• EXERCISE REQUIREMENTS
Wherever a line holds the string "this", copy that line.

Data entries for graphics

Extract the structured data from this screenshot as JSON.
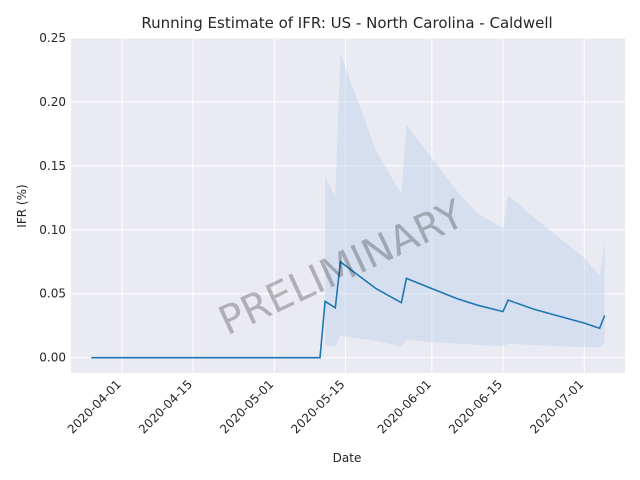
{
  "chart_data": {
    "type": "line",
    "title": "Running Estimate of IFR: US - North Carolina - Caldwell",
    "xlabel": "Date",
    "ylabel": "IFR (%)",
    "watermark": "PRELIMINARY",
    "grid": true,
    "x_start": "2020-03-26",
    "x_end": "2020-07-05",
    "xlim": [
      "2020-03-22",
      "2020-07-09"
    ],
    "ylim": [
      -0.012,
      0.25
    ],
    "x_ticks": [
      "2020-04-01",
      "2020-04-15",
      "2020-05-01",
      "2020-05-15",
      "2020-06-01",
      "2020-06-15",
      "2020-07-01"
    ],
    "y_ticks": [
      "0.00",
      "0.05",
      "0.10",
      "0.15",
      "0.20",
      "0.25"
    ],
    "colors": {
      "line": "#1f77b4",
      "band": "#bcd3ea",
      "background": "#eaeaf2",
      "grid": "#ffffff"
    },
    "series": [
      {
        "type": "line",
        "points": [
          [
            "2020-03-26",
            0.0
          ],
          [
            "2020-05-10",
            0.0
          ],
          [
            "2020-05-11",
            0.044
          ],
          [
            "2020-05-13",
            0.039
          ],
          [
            "2020-05-14",
            0.075
          ],
          [
            "2020-05-21",
            0.054
          ],
          [
            "2020-05-26",
            0.043
          ],
          [
            "2020-05-27",
            0.062
          ],
          [
            "2020-06-01",
            0.054
          ],
          [
            "2020-06-06",
            0.046
          ],
          [
            "2020-06-10",
            0.041
          ],
          [
            "2020-06-15",
            0.036
          ],
          [
            "2020-06-16",
            0.045
          ],
          [
            "2020-06-21",
            0.038
          ],
          [
            "2020-07-01",
            0.027
          ],
          [
            "2020-07-04",
            0.023
          ],
          [
            "2020-07-05",
            0.033
          ]
        ]
      },
      {
        "type": "band",
        "upper": [
          [
            "2020-05-11",
            0.142
          ],
          [
            "2020-05-13",
            0.126
          ],
          [
            "2020-05-14",
            0.238
          ],
          [
            "2020-05-21",
            0.162
          ],
          [
            "2020-05-26",
            0.128
          ],
          [
            "2020-05-27",
            0.182
          ],
          [
            "2020-06-01",
            0.156
          ],
          [
            "2020-06-06",
            0.13
          ],
          [
            "2020-06-10",
            0.113
          ],
          [
            "2020-06-15",
            0.101
          ],
          [
            "2020-06-16",
            0.127
          ],
          [
            "2020-06-21",
            0.11
          ],
          [
            "2020-07-01",
            0.078
          ],
          [
            "2020-07-04",
            0.064
          ],
          [
            "2020-07-05",
            0.09
          ]
        ],
        "lower": [
          [
            "2020-05-11",
            0.01
          ],
          [
            "2020-05-13",
            0.009
          ],
          [
            "2020-05-14",
            0.017
          ],
          [
            "2020-05-21",
            0.013
          ],
          [
            "2020-05-26",
            0.009
          ],
          [
            "2020-05-27",
            0.014
          ],
          [
            "2020-06-01",
            0.012
          ],
          [
            "2020-06-06",
            0.011
          ],
          [
            "2020-06-10",
            0.01
          ],
          [
            "2020-06-15",
            0.009
          ],
          [
            "2020-06-16",
            0.011
          ],
          [
            "2020-06-21",
            0.01
          ],
          [
            "2020-07-01",
            0.008
          ],
          [
            "2020-07-04",
            0.008
          ],
          [
            "2020-07-05",
            0.012
          ]
        ]
      }
    ]
  }
}
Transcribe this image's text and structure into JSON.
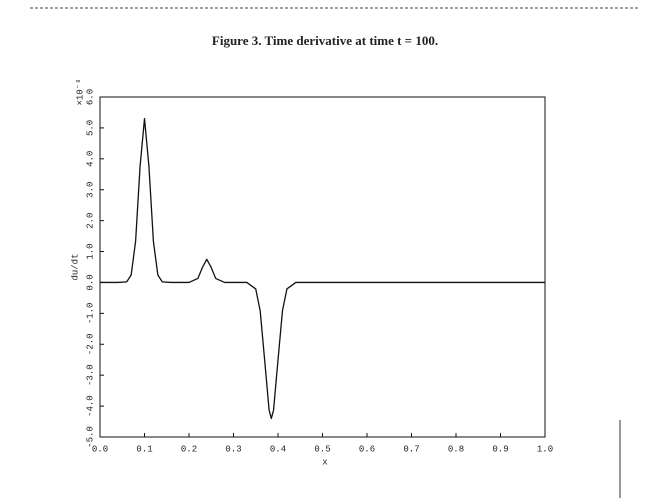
{
  "chart_data": {
    "type": "line",
    "title": "Figure 3.  Time derivative at time t = 100.",
    "x_label": "x",
    "y_label": "du/dt",
    "y_multiplier": "×10⁻⁸",
    "x": [
      0,
      0.04,
      0.06,
      0.07,
      0.08,
      0.09,
      0.1,
      0.11,
      0.12,
      0.13,
      0.14,
      0.16,
      0.2,
      0.22,
      0.23,
      0.24,
      0.25,
      0.26,
      0.28,
      0.33,
      0.35,
      0.36,
      0.37,
      0.38,
      0.385,
      0.39,
      0.4,
      0.41,
      0.42,
      0.44,
      0.5,
      1.0
    ],
    "values": [
      0,
      0,
      0.02,
      0.24,
      1.33,
      3.75,
      5.3,
      3.75,
      1.33,
      0.24,
      0.02,
      0,
      0,
      0.13,
      0.48,
      0.75,
      0.48,
      0.13,
      0,
      0,
      -0.21,
      -0.92,
      -2.51,
      -4.13,
      -4.4,
      -4.13,
      -2.51,
      -0.92,
      -0.21,
      0,
      0,
      0
    ],
    "color": "#111111",
    "xlim": [
      0,
      1
    ],
    "ylim": [
      -5,
      6
    ],
    "xticks": [
      {
        "value": 0,
        "label": "0.0"
      },
      0.1,
      0.2,
      0.3,
      0.4,
      0.5,
      0.6,
      0.7,
      0.8,
      0.9,
      {
        "value": 1,
        "label": "1.0"
      }
    ],
    "yticks": [
      {
        "value": -5,
        "label": "-5.0"
      },
      {
        "value": -4,
        "label": "-4.0"
      },
      {
        "value": -3,
        "label": "-3.0"
      },
      {
        "value": -2,
        "label": "-2.0"
      },
      {
        "value": -1,
        "label": "-1.0"
      },
      {
        "value": 0,
        "label": "0.0"
      },
      {
        "value": 1,
        "label": "1.0"
      },
      {
        "value": 2,
        "label": "2.0"
      },
      {
        "value": 3,
        "label": "3.0"
      },
      {
        "value": 4,
        "label": "4.0"
      },
      {
        "value": 5,
        "label": "5.0"
      },
      {
        "value": 6,
        "label": "6.0"
      }
    ],
    "grid": false
  }
}
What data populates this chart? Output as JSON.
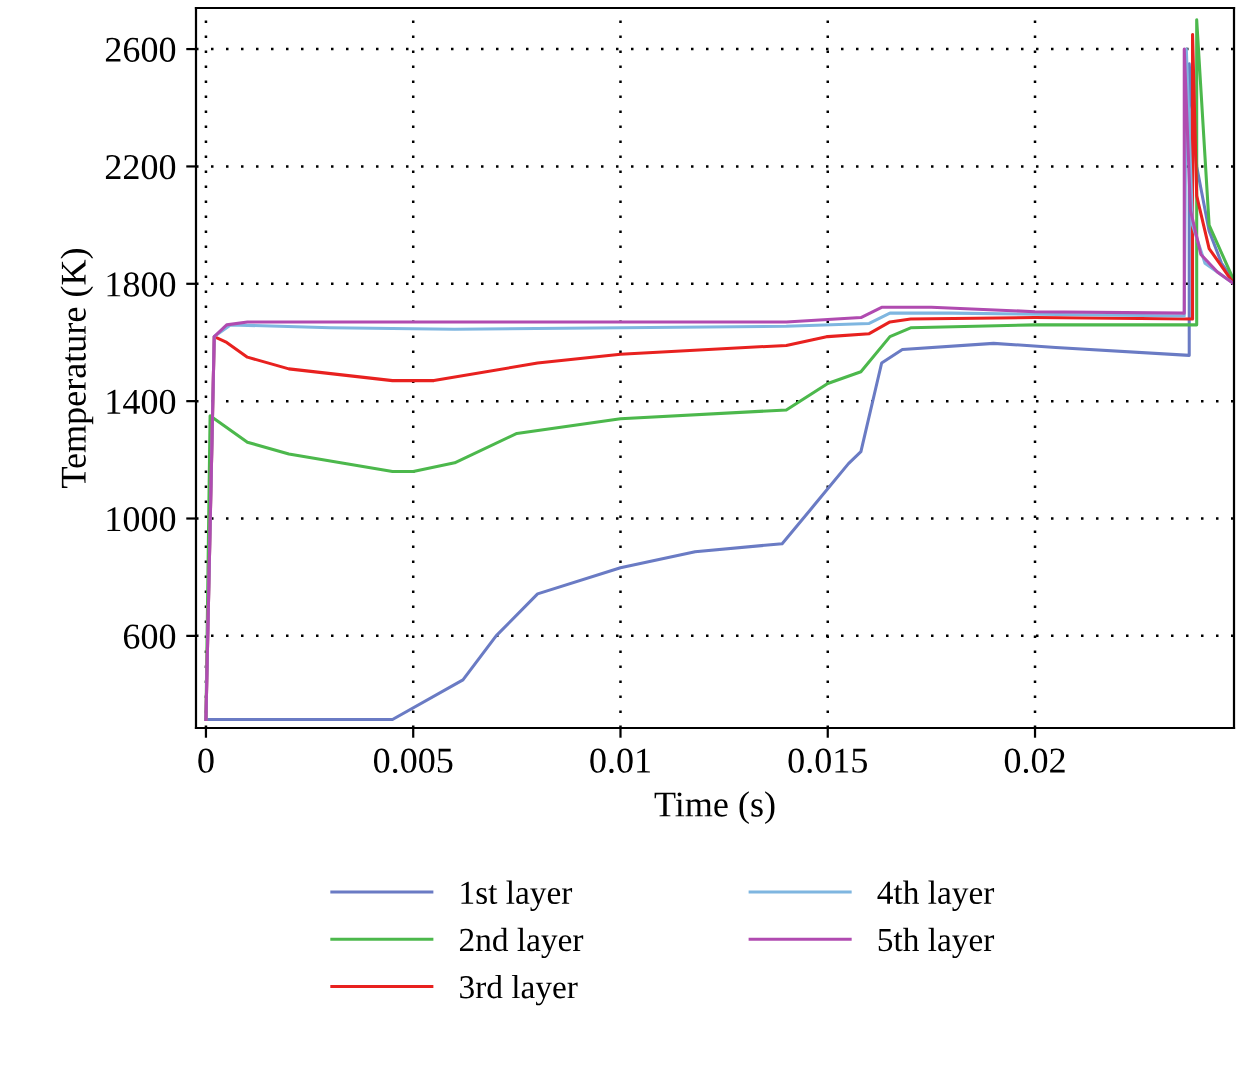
{
  "chart_data": {
    "type": "line",
    "xlabel": "Time (s)",
    "ylabel": "Temperature (K)",
    "xlim": [
      -0.00024,
      0.0248
    ],
    "ylim": [
      286,
      2740
    ],
    "xticks": [
      0,
      0.005,
      0.01,
      0.015,
      0.02
    ],
    "yticks": [
      600,
      1000,
      1400,
      1800,
      2200,
      2600
    ],
    "grid": true,
    "legend": "bottom",
    "marker": "none",
    "line_style": "solid",
    "series": [
      {
        "name": "1st layer",
        "color": "#6a7bc4",
        "x": [
          0,
          0.0001,
          0.0045,
          0.0062,
          0.007,
          0.008,
          0.01,
          0.0118,
          0.0139,
          0.0147,
          0.0155,
          0.0158,
          0.0163,
          0.0168,
          0.019,
          0.0205,
          0.02372,
          0.02372,
          0.0239,
          0.0242,
          0.0245,
          0.0248
        ],
        "values": [
          315,
          315,
          315,
          450,
          600,
          743,
          832,
          887,
          914,
          1050,
          1187,
          1228,
          1530,
          1576,
          1597,
          1583,
          1556,
          2550,
          2200,
          1980,
          1870,
          1810
        ]
      },
      {
        "name": "2nd layer",
        "color": "#4cb84c",
        "x": [
          0,
          0.0001,
          0.001,
          0.002,
          0.0045,
          0.005,
          0.006,
          0.0075,
          0.01,
          0.014,
          0.015,
          0.0158,
          0.0165,
          0.017,
          0.02,
          0.0239,
          0.0239,
          0.0242,
          0.0248
        ],
        "values": [
          315,
          1350,
          1260,
          1220,
          1160,
          1160,
          1190,
          1290,
          1340,
          1370,
          1460,
          1500,
          1620,
          1650,
          1660,
          1660,
          2700,
          2000,
          1810
        ]
      },
      {
        "name": "3rd layer",
        "color": "#e8211f",
        "x": [
          0,
          0.0002,
          0.0005,
          0.001,
          0.002,
          0.0045,
          0.0055,
          0.008,
          0.01,
          0.014,
          0.015,
          0.016,
          0.0165,
          0.017,
          0.02,
          0.0238,
          0.0238,
          0.0239,
          0.0242,
          0.0248
        ],
        "values": [
          315,
          1620,
          1600,
          1550,
          1510,
          1470,
          1470,
          1530,
          1560,
          1590,
          1620,
          1630,
          1670,
          1680,
          1685,
          1680,
          2650,
          2100,
          1920,
          1800
        ]
      },
      {
        "name": "4th layer",
        "color": "#7fb6e0",
        "x": [
          0,
          0.0002,
          0.0006,
          0.003,
          0.006,
          0.014,
          0.016,
          0.0165,
          0.018,
          0.0236,
          0.02365,
          0.0238,
          0.0241,
          0.0248
        ],
        "values": [
          315,
          1620,
          1660,
          1650,
          1645,
          1655,
          1665,
          1700,
          1700,
          1690,
          2600,
          2000,
          1870,
          1800
        ]
      },
      {
        "name": "5th layer",
        "color": "#b04bb0",
        "x": [
          0,
          0.0002,
          0.0005,
          0.001,
          0.014,
          0.0158,
          0.0163,
          0.0175,
          0.02,
          0.0236,
          0.0236,
          0.02375,
          0.024,
          0.0244,
          0.0248
        ],
        "values": [
          315,
          1620,
          1660,
          1670,
          1670,
          1685,
          1720,
          1720,
          1705,
          1700,
          2600,
          2050,
          1900,
          1840,
          1800
        ]
      }
    ]
  }
}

• RESPONSE
Extract the structured data from this screenshot as JSON.
Transcribe this image's text and structure into JSON.
What data populates this chart? Output as JSON.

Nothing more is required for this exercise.